··· STORED RECORDS ···

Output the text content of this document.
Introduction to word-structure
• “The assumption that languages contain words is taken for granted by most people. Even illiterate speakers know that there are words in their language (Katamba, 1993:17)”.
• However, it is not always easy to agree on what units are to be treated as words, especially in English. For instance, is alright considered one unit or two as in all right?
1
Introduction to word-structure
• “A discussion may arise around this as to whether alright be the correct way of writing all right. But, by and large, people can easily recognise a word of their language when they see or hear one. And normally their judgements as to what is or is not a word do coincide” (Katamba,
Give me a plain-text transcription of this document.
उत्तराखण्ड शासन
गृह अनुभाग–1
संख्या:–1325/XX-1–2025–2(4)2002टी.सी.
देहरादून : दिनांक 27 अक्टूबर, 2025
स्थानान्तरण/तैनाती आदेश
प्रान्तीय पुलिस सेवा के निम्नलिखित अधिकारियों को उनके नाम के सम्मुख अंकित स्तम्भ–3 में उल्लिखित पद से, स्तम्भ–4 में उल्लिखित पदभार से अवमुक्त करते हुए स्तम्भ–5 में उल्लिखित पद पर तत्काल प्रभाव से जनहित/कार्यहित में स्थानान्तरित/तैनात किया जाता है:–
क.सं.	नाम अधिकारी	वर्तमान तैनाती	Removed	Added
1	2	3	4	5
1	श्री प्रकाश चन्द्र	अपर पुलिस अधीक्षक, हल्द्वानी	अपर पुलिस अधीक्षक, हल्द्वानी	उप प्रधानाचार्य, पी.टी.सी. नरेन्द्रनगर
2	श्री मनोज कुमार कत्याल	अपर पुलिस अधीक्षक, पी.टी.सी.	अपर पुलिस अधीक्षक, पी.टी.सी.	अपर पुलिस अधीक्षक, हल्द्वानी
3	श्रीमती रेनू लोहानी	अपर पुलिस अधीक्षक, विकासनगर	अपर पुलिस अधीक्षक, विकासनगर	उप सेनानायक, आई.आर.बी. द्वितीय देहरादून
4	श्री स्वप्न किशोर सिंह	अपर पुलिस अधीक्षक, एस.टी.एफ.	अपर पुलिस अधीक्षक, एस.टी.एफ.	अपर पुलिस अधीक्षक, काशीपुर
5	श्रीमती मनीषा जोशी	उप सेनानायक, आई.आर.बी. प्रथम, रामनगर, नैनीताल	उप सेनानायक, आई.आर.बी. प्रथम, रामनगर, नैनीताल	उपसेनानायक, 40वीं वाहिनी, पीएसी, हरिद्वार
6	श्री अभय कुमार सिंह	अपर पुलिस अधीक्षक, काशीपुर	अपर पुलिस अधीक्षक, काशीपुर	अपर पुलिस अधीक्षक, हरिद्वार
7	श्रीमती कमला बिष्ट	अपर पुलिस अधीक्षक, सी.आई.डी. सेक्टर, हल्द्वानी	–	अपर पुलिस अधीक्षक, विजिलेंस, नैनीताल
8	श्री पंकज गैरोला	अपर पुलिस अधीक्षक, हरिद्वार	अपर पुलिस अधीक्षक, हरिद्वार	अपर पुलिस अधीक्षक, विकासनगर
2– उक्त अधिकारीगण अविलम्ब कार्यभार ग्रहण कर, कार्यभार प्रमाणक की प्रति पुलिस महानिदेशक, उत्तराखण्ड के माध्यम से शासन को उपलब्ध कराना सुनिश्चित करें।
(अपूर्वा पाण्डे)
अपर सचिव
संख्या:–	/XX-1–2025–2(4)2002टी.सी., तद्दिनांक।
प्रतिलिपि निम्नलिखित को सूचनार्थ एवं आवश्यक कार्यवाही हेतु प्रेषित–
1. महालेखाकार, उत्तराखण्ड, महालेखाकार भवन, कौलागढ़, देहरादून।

···

Give the listing above again, word for word.

* _FULL OUTPUT_
Output the text content of this document.
Introduction to word-structure
• “The assumption that languages contain words is taken for granted by most people. Even illiterate speakers know that there are words in their language (Katamba, 1993:17)”.
• However, it is not always easy to agree on what units are to be treated as words, especially in English. For instance, is alright considered one unit or two as in all right?
1
Introduction to word-structure
• “A discussion may arise around this as to whether alright be the correct way of writing all right. But, by and large, people can easily recognise a word of their language when they see or hear one. And normally their judgements as to what is or is not a word do coincide” (Katamba,
Give me a plain-text transcription of this document.
उत्तराखण्ड शासन
गृह अनुभाग–1
संख्या:–1325/XX-1–2025–2(4)2002टी.सी.
देहरादून : दिनांक 27 अक्टूबर, 2025
स्थानान्तरण/तैनाती आदेश
प्रान्तीय पुलिस सेवा के निम्नलिखित अधिकारियों को उनके नाम के सम्मुख अंकित स्तम्भ–3 में उल्लिखित पद से, स्तम्भ–4 में उल्लिखित पदभार से अवमुक्त करते हुए स्तम्भ–5 में उल्लिखित पद पर तत्काल प्रभाव से जनहित/कार्यहित में स्थानान्तरित/तैनात किया जाता है:–
क.सं.	नाम अधिकारी	वर्तमान तैनाती	Removed	Added
1	2	3	4	5
1	श्री प्रकाश चन्द्र	अपर पुलिस अधीक्षक, हल्द्वानी	अपर पुलिस अधीक्षक, हल्द्वानी	उप प्रधानाचार्य, पी.टी.सी. नरेन्द्रनगर
2	श्री मनोज कुमार कत्याल	अपर पुलिस अधीक्षक, पी.टी.सी.	अपर पुलिस अधीक्षक, पी.टी.सी.	अपर पुलिस अधीक्षक, हल्द्वानी
3	श्रीमती रेनू लोहानी	अपर पुलिस अधीक्षक, विकासनगर	अपर पुलिस अधीक्षक, विकासनगर	उप सेनानायक, आई.आर.बी. द्वितीय देहरादून
4	श्री स्वप्न किशोर सिंह	अपर पुलिस अधीक्षक, एस.टी.एफ.	अपर पुलिस अधीक्षक, एस.टी.एफ.	अपर पुलिस अधीक्षक, काशीपुर
5	श्रीमती मनीषा जोशी	उप सेनानायक, आई.आर.बी. प्रथम, रामनगर, नैनीताल	उप सेनानायक, आई.आर.बी. प्रथम, रामनगर, नैनीताल	उपसेनानायक, 40वीं वाहिनी, पीएसी, हरिद्वार
6	श्री अभय कुमार सिंह	अपर पुलिस अधीक्षक, काशीपुर	अपर पुलिस अधीक्षक, काशीपुर	अपर पुलिस अधीक्षक, हरिद्वार
7	श्रीमती कमला बिष्ट	अपर पुलिस अधीक्षक, सी.आई.डी. सेक्टर, हल्द्वानी	–	अपर पुलिस अधीक्षक, विजिलेंस, नैनीताल
8	श्री पंकज गैरोला	अपर पुलिस अधीक्षक, हरिद्वार	अपर पुलिस अधीक्षक, हरिद्वार	अपर पुलिस अधीक्षक, विकासनगर
2– उक्त अधिकारीगण अविलम्ब कार्यभार ग्रहण कर, कार्यभार प्रमाणक की प्रति पुलिस महानिदेशक, उत्तराखण्ड के माध्यम से शासन को उपलब्ध कराना सुनिश्चित करें।
(अपूर्वा पाण्डे)
अपर सचिव
संख्या:–	/XX-1–2025–2(4)2002टी.सी., तद्दिनांक।
प्रतिलिपि निम्नलिखित को सूचनार्थ एवं आवश्यक कार्यवाही हेतु प्रेषित–
1. महालेखाकार, उत्तराखण्ड, महालेखाकार भवन, कौलागढ़, देहरादून।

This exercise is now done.